** begin RAW DATA **

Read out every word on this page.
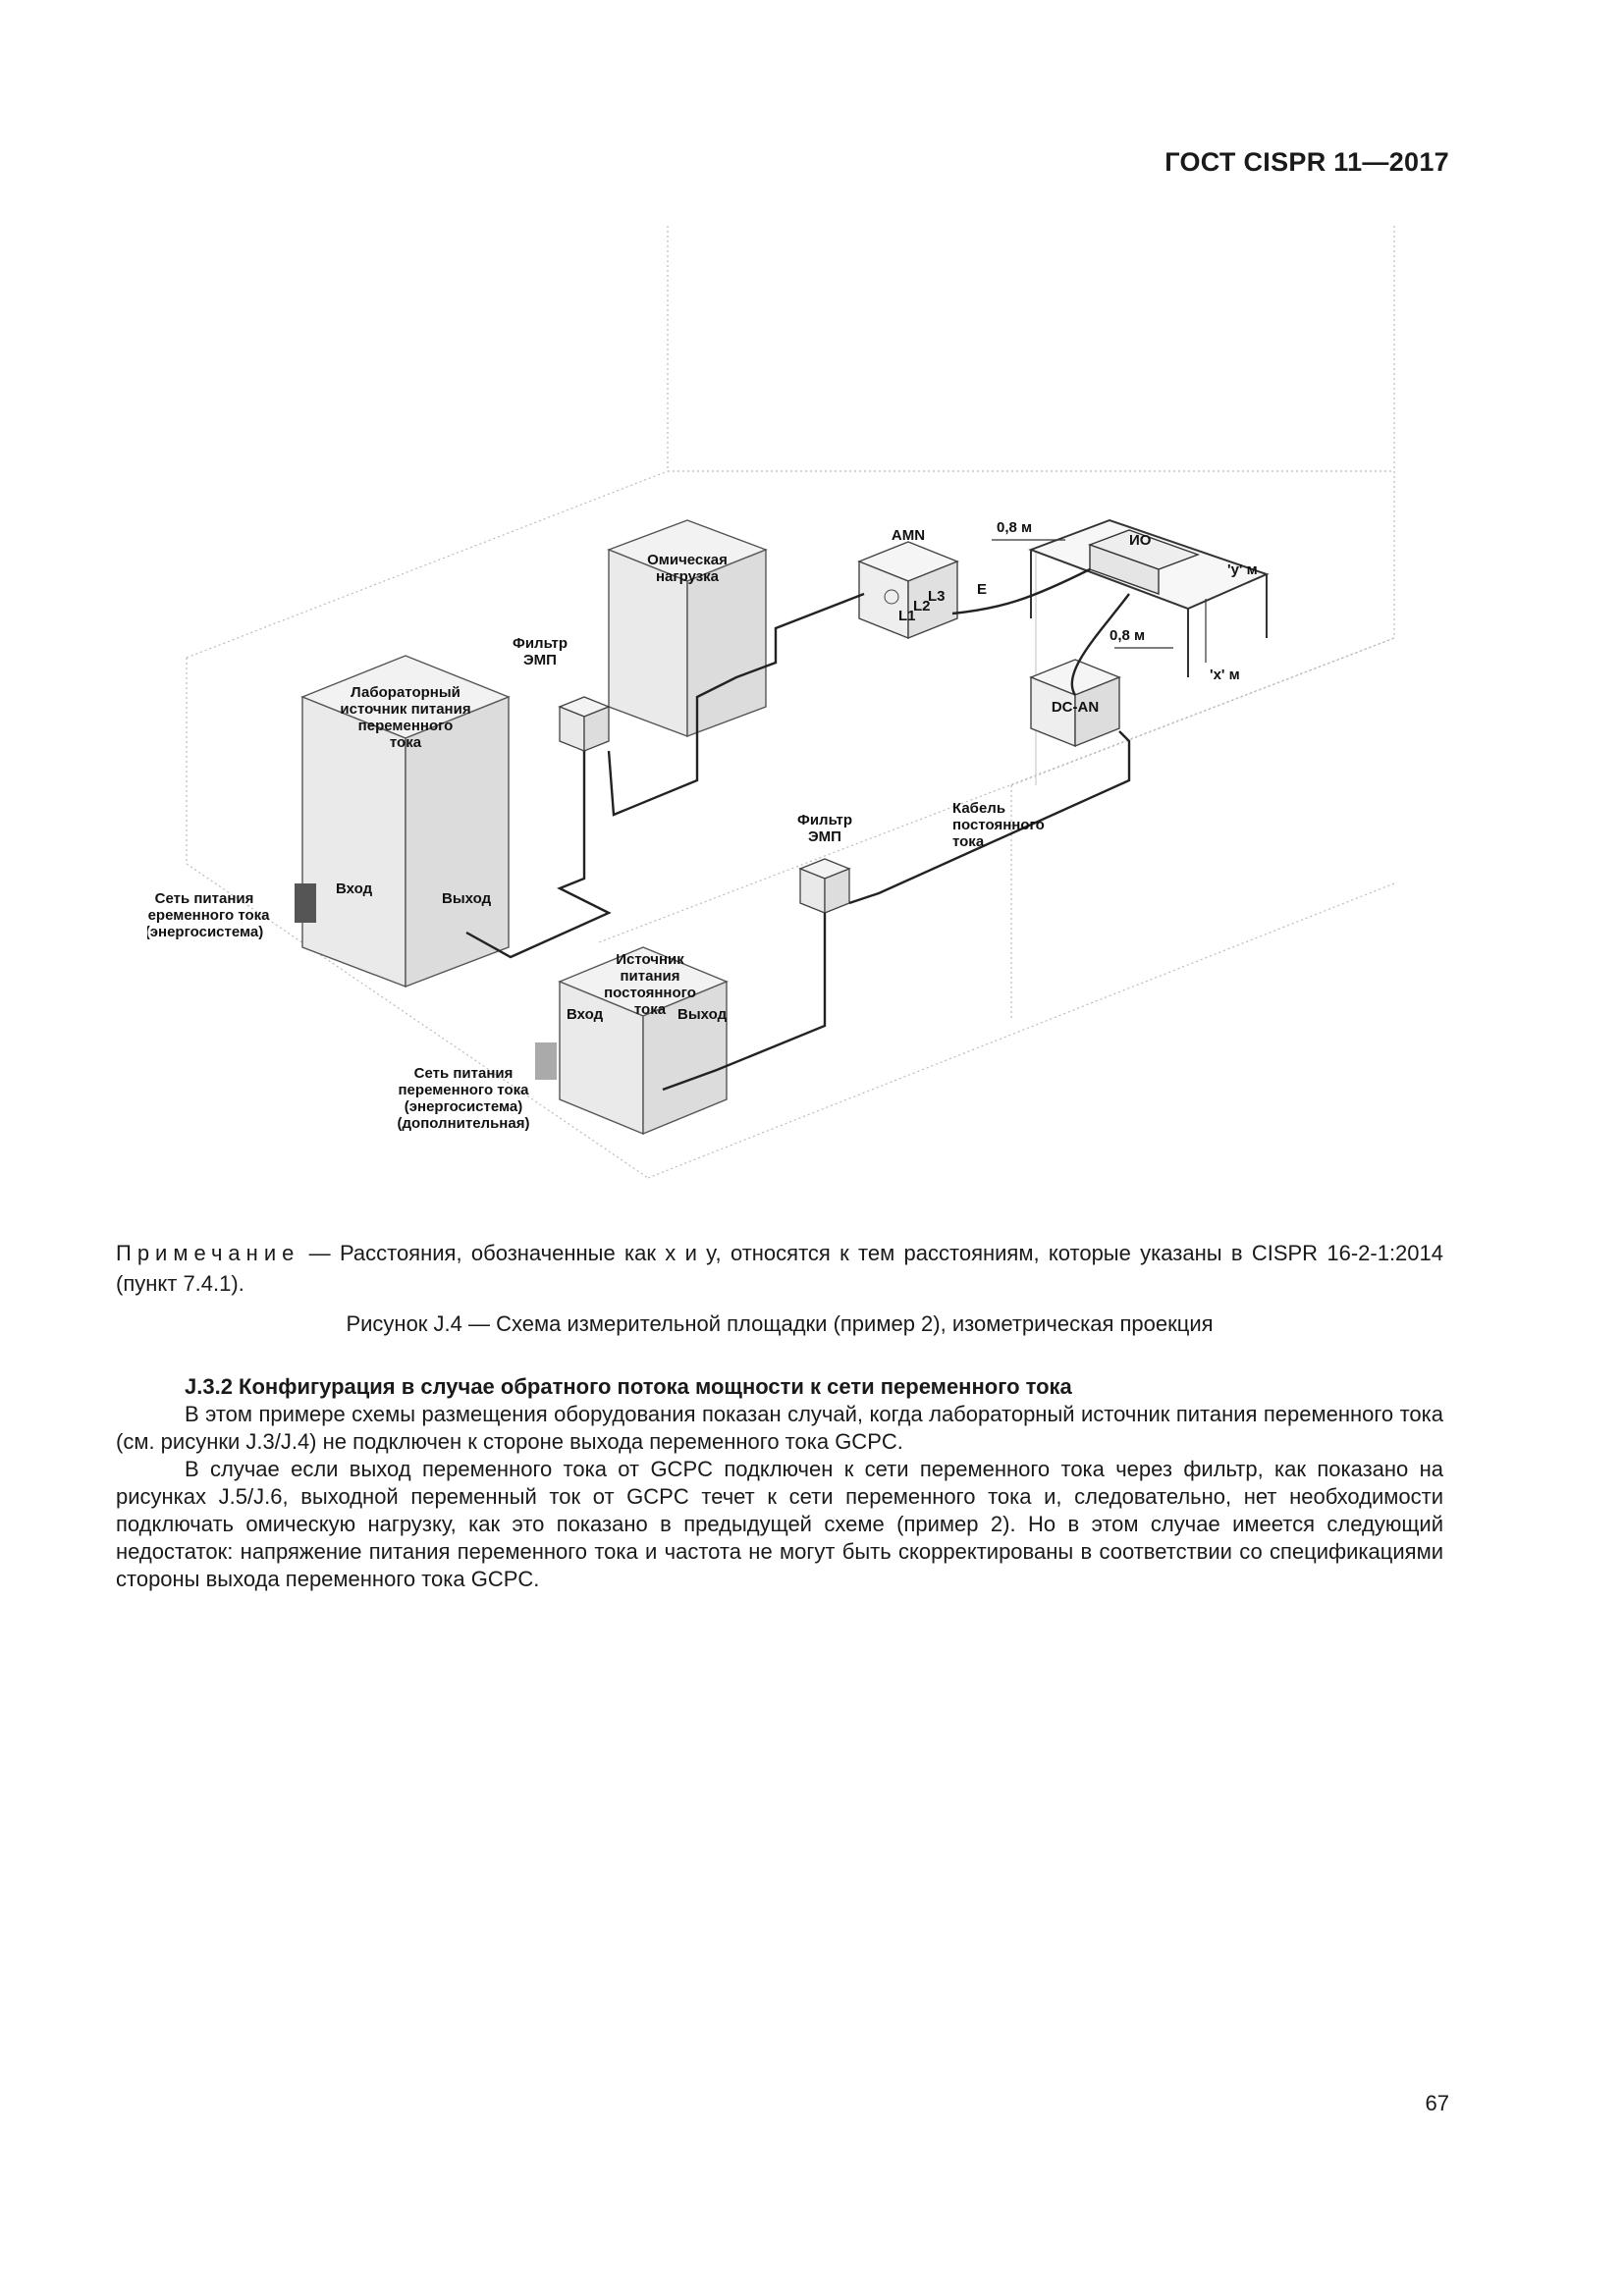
ГОСТ CISPR 11—2017
Омическая нагрузка
AMN	0,8 м
ИО
'y' м
0,8 м
'x' м
DC-AN
Фильтр ЭМП
Лабораторный источник питания переменного тока
Сеть питания переменного тока (энергосистема)
Вход
Выход
Фильтр ЭМП
Кабель постоянного тока
Источник питания постоянного тока
Вход	Выход
Сеть питания переменного тока (энергосистема) (дополнительная)
E
L3
L2
L1
Примечание — Расстояния, обозначенные как x и y, относятся к тем расстояниям, которые указаны в CISPR 16-2-1:2014 (пункт 7.4.1).
Рисунок J.4 — Схема измерительной площадки (пример 2), изометрическая проекция
J.3.2 Конфигурация в случае обратного потока мощности к сети переменного тока

В этом примере схемы размещения оборудования показан случай, когда лабораторный источник питания переменного тока (см. рисунки J.3/J.4) не подключен к стороне выхода переменного тока GCPC.

В случае если выход переменного тока от GCPC подключен к сети переменного тока через фильтр, как показано на рисунках J.5/J.6, выходной переменный ток от GCPC течет к сети переменного тока и, следовательно, нет необходимости подключать омическую нагрузку, как это показано в предыдущей схеме (пример 2). Но в этом случае имеется следующий недостаток: напряжение питания переменного тока и частота не могут быть скорректированы в соответствии со спецификациями стороны выхода переменного тока GCPC.

67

** end RAW DATA **

The records above need to be given again exactly. Omit the pictures.

PROBLEM SOLUTION ->
Read out every word on this page.
ГОСТ CISPR 11—2017
Омическая нагрузка
AMN	0,8 м
ИО
'y' м
0,8 м
'x' м
DC-AN
Фильтр ЭМП
Лабораторный источник питания переменного тока
Сеть питания переменного тока (энергосистема)
Вход
Выход
Фильтр ЭМП
Кабель постоянного тока
Источник питания постоянного тока
Вход	Выход
Сеть питания переменного тока (энергосистема) (дополнительная)
E
L3
L2
L1
Примечание — Расстояния, обозначенные как x и y, относятся к тем расстояниям, которые указаны в CISPR 16-2-1:2014 (пункт 7.4.1).
Рисунок J.4 — Схема измерительной площадки (пример 2), изометрическая проекция
J.3.2 Конфигурация в случае обратного потока мощности к сети переменного тока

В этом примере схемы размещения оборудования показан случай, когда лабораторный источник питания переменного тока (см. рисунки J.3/J.4) не подключен к стороне выхода переменного тока GCPC.

В случае если выход переменного тока от GCPC подключен к сети переменного тока через фильтр, как показано на рисунках J.5/J.6, выходной переменный ток от GCPC течет к сети переменного тока и, следовательно, нет необходимости подключать омическую нагрузку, как это показано в предыдущей схеме (пример 2). Но в этом случае имеется следующий недостаток: напряжение питания переменного тока и частота не могут быть скорректированы в соответствии со спецификациями стороны выхода переменного тока GCPC.

67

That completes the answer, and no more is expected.